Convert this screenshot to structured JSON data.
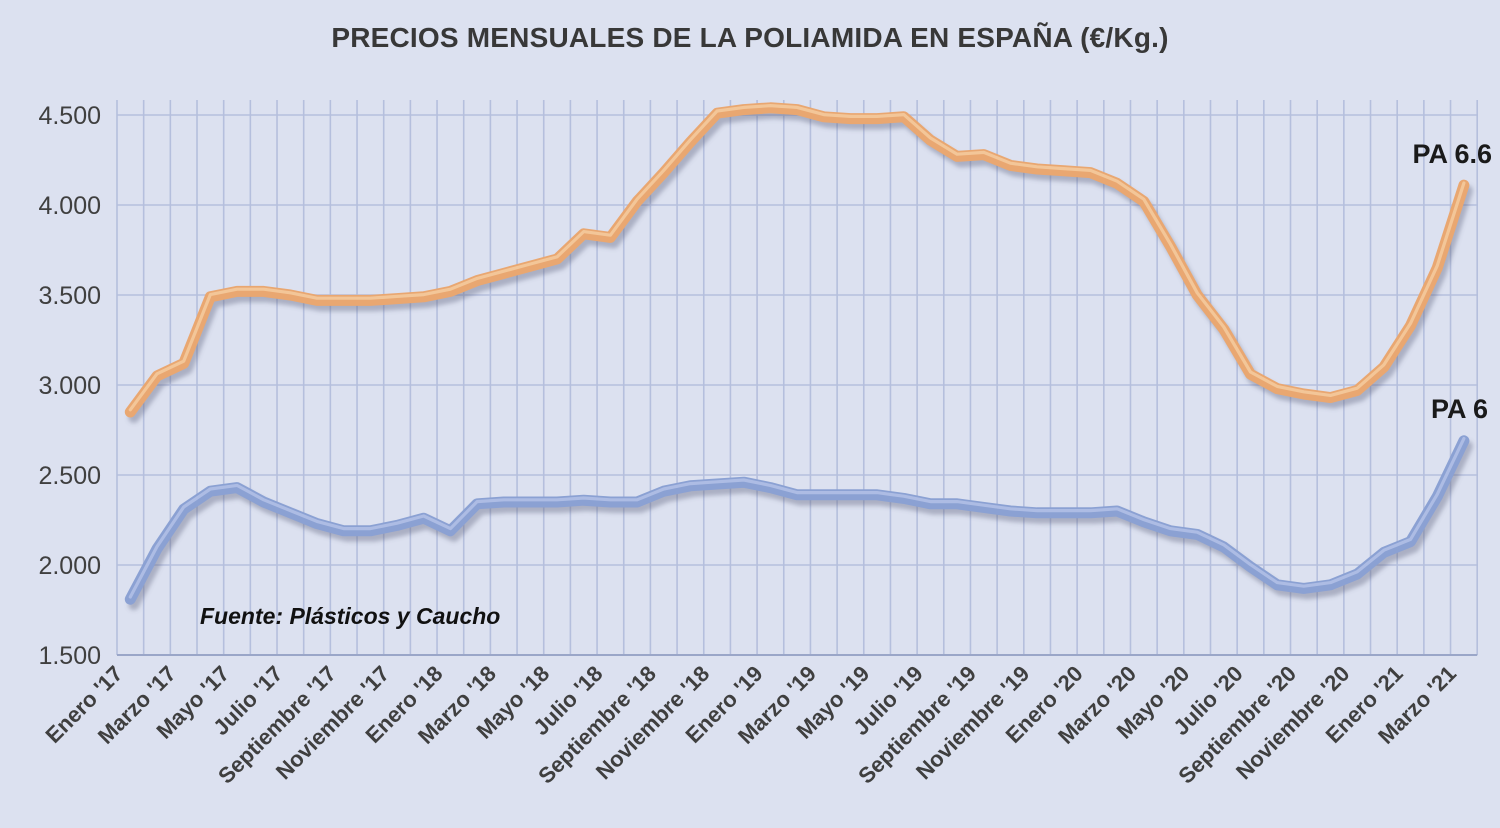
{
  "title": "PRECIOS MENSUALES DE LA POLIAMIDA EN ESPAÑA (€/Kg.)",
  "source_note": "Fuente: Plásticos  y Caucho",
  "colors": {
    "background": "#dce1f0",
    "gridline": "#b5bfdd",
    "axis_line": "#9aa6c8",
    "tick_text": "#3f3f3f",
    "pa66_line": "#e9a771",
    "pa66_highlight": "#f4cb9f",
    "pa6_line": "#8ba1d3",
    "pa6_highlight": "#b3c1e6",
    "shadow": "rgba(90,95,120,0.38)"
  },
  "chart_data": {
    "type": "line",
    "title": "PRECIOS MENSUALES DE LA POLIAMIDA EN ESPAÑA (€/Kg.)",
    "xlabel": "",
    "ylabel": "",
    "ylim": [
      1.5,
      4.58
    ],
    "grid": true,
    "legend_position": "right-of-line-ends",
    "y_ticks": [
      {
        "label": "1.500",
        "value": 1.5
      },
      {
        "label": "2.000",
        "value": 2.0
      },
      {
        "label": "2.500",
        "value": 2.5
      },
      {
        "label": "3.000",
        "value": 3.0
      },
      {
        "label": "3.500",
        "value": 3.5
      },
      {
        "label": "4.000",
        "value": 4.0
      },
      {
        "label": "4.500",
        "value": 4.5
      }
    ],
    "x_tick_labels_shown": [
      "Enero '17",
      "Marzo '17",
      "Mayo '17",
      "Julio '17",
      "Septiembre '17",
      "Noviembre '17",
      "Enero '18",
      "Marzo '18",
      "Mayo '18",
      "Julio '18",
      "Septiembre '18",
      "Noviembre '18",
      "Enero '19",
      "Marzo '19",
      "Mayo '19",
      "Julio '19",
      "Septiembre '19",
      "Noviembre '19",
      "Enero '20",
      "Marzo '20",
      "Mayo '20",
      "Julio '20",
      "Septiembre '20",
      "Noviembre '20",
      "Enero '21",
      "Marzo '21"
    ],
    "categories": [
      "Enero '17",
      "Febrero '17",
      "Marzo '17",
      "Abril '17",
      "Mayo '17",
      "Junio '17",
      "Julio '17",
      "Agosto '17",
      "Septiembre '17",
      "Octubre '17",
      "Noviembre '17",
      "Diciembre '17",
      "Enero '18",
      "Febrero '18",
      "Marzo '18",
      "Abril '18",
      "Mayo '18",
      "Junio '18",
      "Julio '18",
      "Agosto '18",
      "Septiembre '18",
      "Octubre '18",
      "Noviembre '18",
      "Diciembre '18",
      "Enero '19",
      "Febrero '19",
      "Marzo '19",
      "Abril '19",
      "Mayo '19",
      "Junio '19",
      "Julio '19",
      "Agosto '19",
      "Septiembre '19",
      "Octubre '19",
      "Noviembre '19",
      "Diciembre '19",
      "Enero '20",
      "Febrero '20",
      "Marzo '20",
      "Abril '20",
      "Mayo '20",
      "Junio '20",
      "Julio '20",
      "Agosto '20",
      "Septiembre '20",
      "Octubre '20",
      "Noviembre '20",
      "Diciembre '20",
      "Enero '21",
      "Febrero '21",
      "Marzo '21"
    ],
    "series": [
      {
        "name": "PA 6.6",
        "color": "#e9a771",
        "values": [
          2.85,
          3.05,
          3.12,
          3.49,
          3.52,
          3.52,
          3.5,
          3.47,
          3.47,
          3.47,
          3.48,
          3.49,
          3.52,
          3.58,
          3.62,
          3.66,
          3.7,
          3.84,
          3.82,
          4.02,
          4.18,
          4.35,
          4.51,
          4.53,
          4.54,
          4.53,
          4.49,
          4.48,
          4.48,
          4.49,
          4.36,
          4.27,
          4.28,
          4.22,
          4.2,
          4.19,
          4.18,
          4.12,
          4.02,
          3.77,
          3.5,
          3.31,
          3.06,
          2.98,
          2.95,
          2.93,
          2.97,
          3.1,
          3.33,
          3.65,
          4.11
        ]
      },
      {
        "name": "PA 6",
        "color": "#8ba1d3",
        "values": [
          1.81,
          2.09,
          2.31,
          2.41,
          2.43,
          2.35,
          2.29,
          2.23,
          2.19,
          2.19,
          2.22,
          2.26,
          2.19,
          2.34,
          2.35,
          2.35,
          2.35,
          2.36,
          2.35,
          2.35,
          2.41,
          2.44,
          2.45,
          2.46,
          2.43,
          2.39,
          2.39,
          2.39,
          2.39,
          2.37,
          2.34,
          2.34,
          2.32,
          2.3,
          2.29,
          2.29,
          2.29,
          2.3,
          2.24,
          2.19,
          2.17,
          2.1,
          1.99,
          1.89,
          1.87,
          1.89,
          1.95,
          2.07,
          2.13,
          2.38,
          2.69
        ]
      }
    ]
  }
}
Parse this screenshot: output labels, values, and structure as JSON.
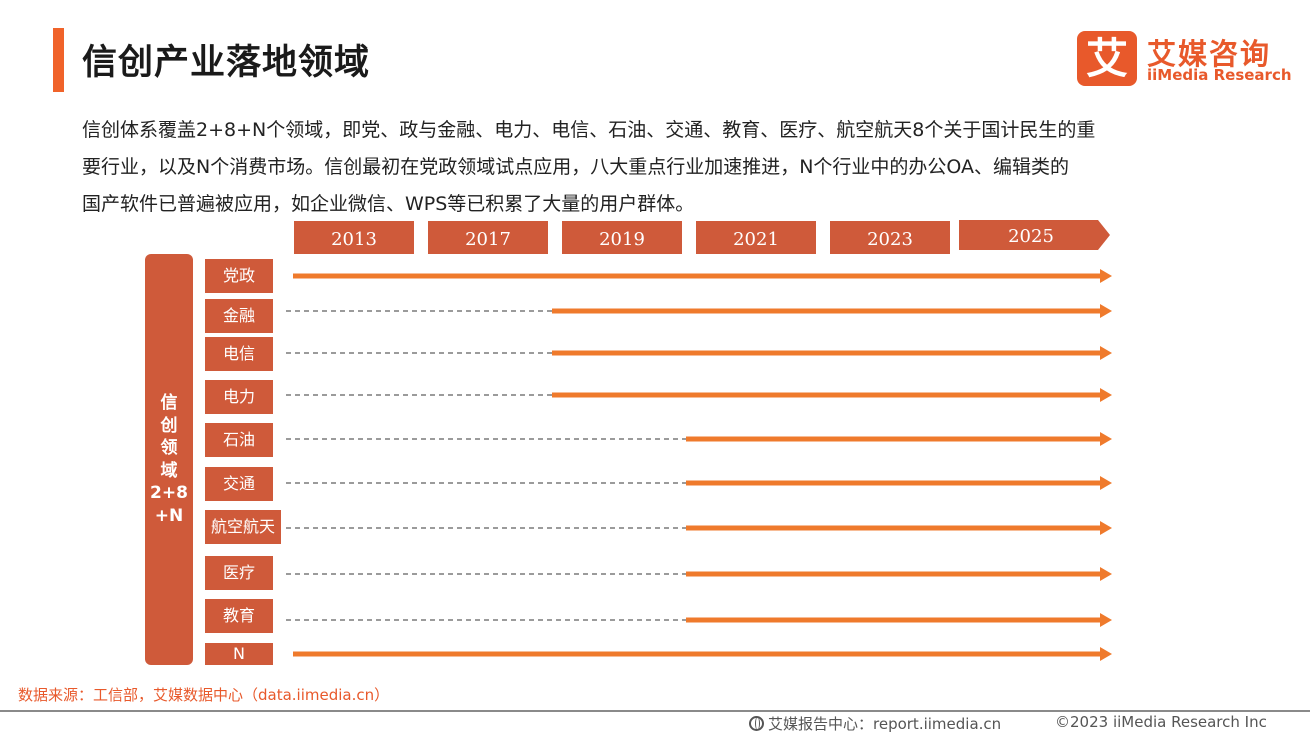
{
  "header": {
    "title": "信创产业落地领域"
  },
  "logo": {
    "mark": "艾",
    "cn": "艾媒咨询",
    "en": "iiMedia Research"
  },
  "intro": [
    "信创体系覆盖2+8+N个领域，即党、政与金融、电力、电信、石油、交通、教育、医疗、航空航天8个关于国计民生的重",
    "要行业，以及N个消费市场。信创最初在党政领域试点应用，八大重点行业加速推进，N个行业中的办公OA、编辑类的",
    "国产软件已普遍被应用，如企业微信、WPS等已积累了大量的用户群体。"
  ],
  "timeline": {
    "years": [
      "2013",
      "2017",
      "2019",
      "2021",
      "2023",
      "2025"
    ],
    "group_label": [
      "信",
      "创",
      "领",
      "域",
      "2+8",
      "+N"
    ],
    "categories": [
      {
        "name": "党政",
        "start": "2013"
      },
      {
        "name": "金融",
        "start": "2019"
      },
      {
        "name": "电信",
        "start": "2019"
      },
      {
        "name": "电力",
        "start": "2019"
      },
      {
        "name": "石油",
        "start": "2021"
      },
      {
        "name": "交通",
        "start": "2021"
      },
      {
        "name": "航空航天",
        "start": "2021"
      },
      {
        "name": "医疗",
        "start": "2021"
      },
      {
        "name": "教育",
        "start": "2021"
      },
      {
        "name": "N",
        "start": "2013"
      }
    ],
    "colors": {
      "box": "#cf5a3a",
      "arrow": "#ef7a2c",
      "dash": "#7a7a7a"
    }
  },
  "footnote": "数据来源：工信部，艾媒数据中心（data.iimedia.cn）",
  "footer": {
    "left": "艾媒报告中心：report.iimedia.cn",
    "right": "©2023  iiMedia Research  Inc"
  }
}
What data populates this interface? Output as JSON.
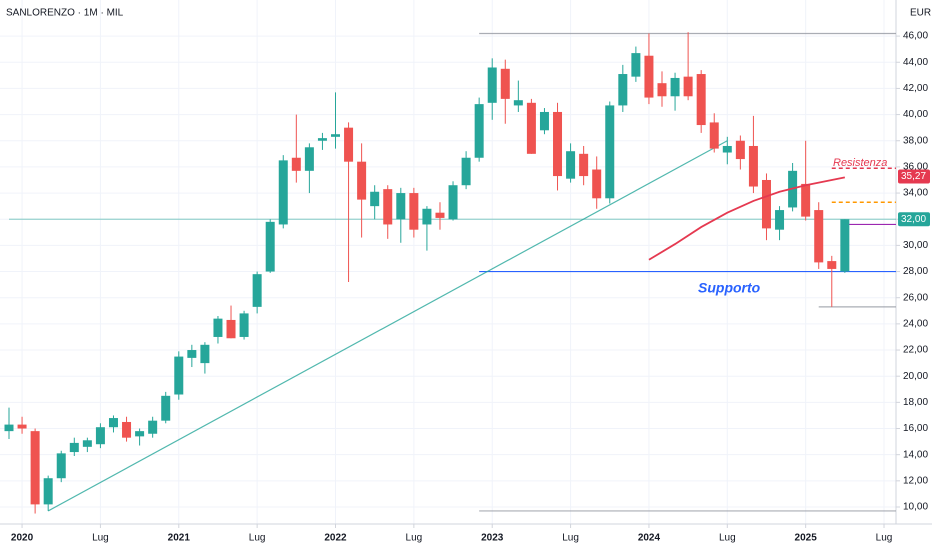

*SET TASK:*
From the data above, copy each line that has the string "this".

*RESULT OF THE EXERCISE:*
Convert this screenshot to structured JSON data.
Parse this screenshot: output labels, values, and structure as JSON.
What data populates this interface? Output as JSON.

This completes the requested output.